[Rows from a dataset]

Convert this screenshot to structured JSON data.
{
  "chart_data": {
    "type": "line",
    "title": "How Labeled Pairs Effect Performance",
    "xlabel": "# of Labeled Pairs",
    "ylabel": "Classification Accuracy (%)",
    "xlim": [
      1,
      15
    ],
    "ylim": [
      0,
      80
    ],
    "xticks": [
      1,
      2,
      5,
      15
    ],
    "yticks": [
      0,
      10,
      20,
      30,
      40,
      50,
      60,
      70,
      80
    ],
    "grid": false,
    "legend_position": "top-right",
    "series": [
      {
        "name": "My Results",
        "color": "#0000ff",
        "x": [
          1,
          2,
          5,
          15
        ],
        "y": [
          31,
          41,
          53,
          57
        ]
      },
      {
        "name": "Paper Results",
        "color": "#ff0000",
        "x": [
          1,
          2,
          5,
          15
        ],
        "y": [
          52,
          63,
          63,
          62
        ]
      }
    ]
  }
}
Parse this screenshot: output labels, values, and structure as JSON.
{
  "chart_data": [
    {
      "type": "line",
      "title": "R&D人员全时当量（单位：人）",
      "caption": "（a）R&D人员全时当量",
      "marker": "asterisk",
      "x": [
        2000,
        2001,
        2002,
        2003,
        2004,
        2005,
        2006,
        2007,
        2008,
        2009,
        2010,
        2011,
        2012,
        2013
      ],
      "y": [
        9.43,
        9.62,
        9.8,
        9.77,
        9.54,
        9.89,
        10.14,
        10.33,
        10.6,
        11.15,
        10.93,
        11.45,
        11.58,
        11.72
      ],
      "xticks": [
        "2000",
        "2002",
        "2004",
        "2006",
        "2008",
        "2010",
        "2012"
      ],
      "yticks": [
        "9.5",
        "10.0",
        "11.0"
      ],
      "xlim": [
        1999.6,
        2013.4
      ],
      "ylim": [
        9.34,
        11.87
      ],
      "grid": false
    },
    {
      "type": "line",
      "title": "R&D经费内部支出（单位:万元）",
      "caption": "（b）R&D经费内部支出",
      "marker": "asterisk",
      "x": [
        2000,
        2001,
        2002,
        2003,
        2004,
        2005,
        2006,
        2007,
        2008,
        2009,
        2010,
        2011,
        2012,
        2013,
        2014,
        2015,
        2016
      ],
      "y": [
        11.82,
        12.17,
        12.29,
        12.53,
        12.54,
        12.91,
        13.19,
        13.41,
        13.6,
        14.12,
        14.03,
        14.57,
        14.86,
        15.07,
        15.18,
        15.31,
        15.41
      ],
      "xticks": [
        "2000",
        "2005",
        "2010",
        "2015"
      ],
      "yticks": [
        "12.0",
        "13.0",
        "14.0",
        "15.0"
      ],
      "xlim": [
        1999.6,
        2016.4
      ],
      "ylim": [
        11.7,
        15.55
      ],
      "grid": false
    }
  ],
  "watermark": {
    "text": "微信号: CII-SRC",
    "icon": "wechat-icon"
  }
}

◆ TASK TO CARRY OUT ◆
Copy every line of the listing where the word "D人员全时当量" appears.

◆ PROBLEM SOLUTION ◆
      "title": "R&D人员全时当量（单位：人）",
      "caption": "（a）R&D人员全时当量",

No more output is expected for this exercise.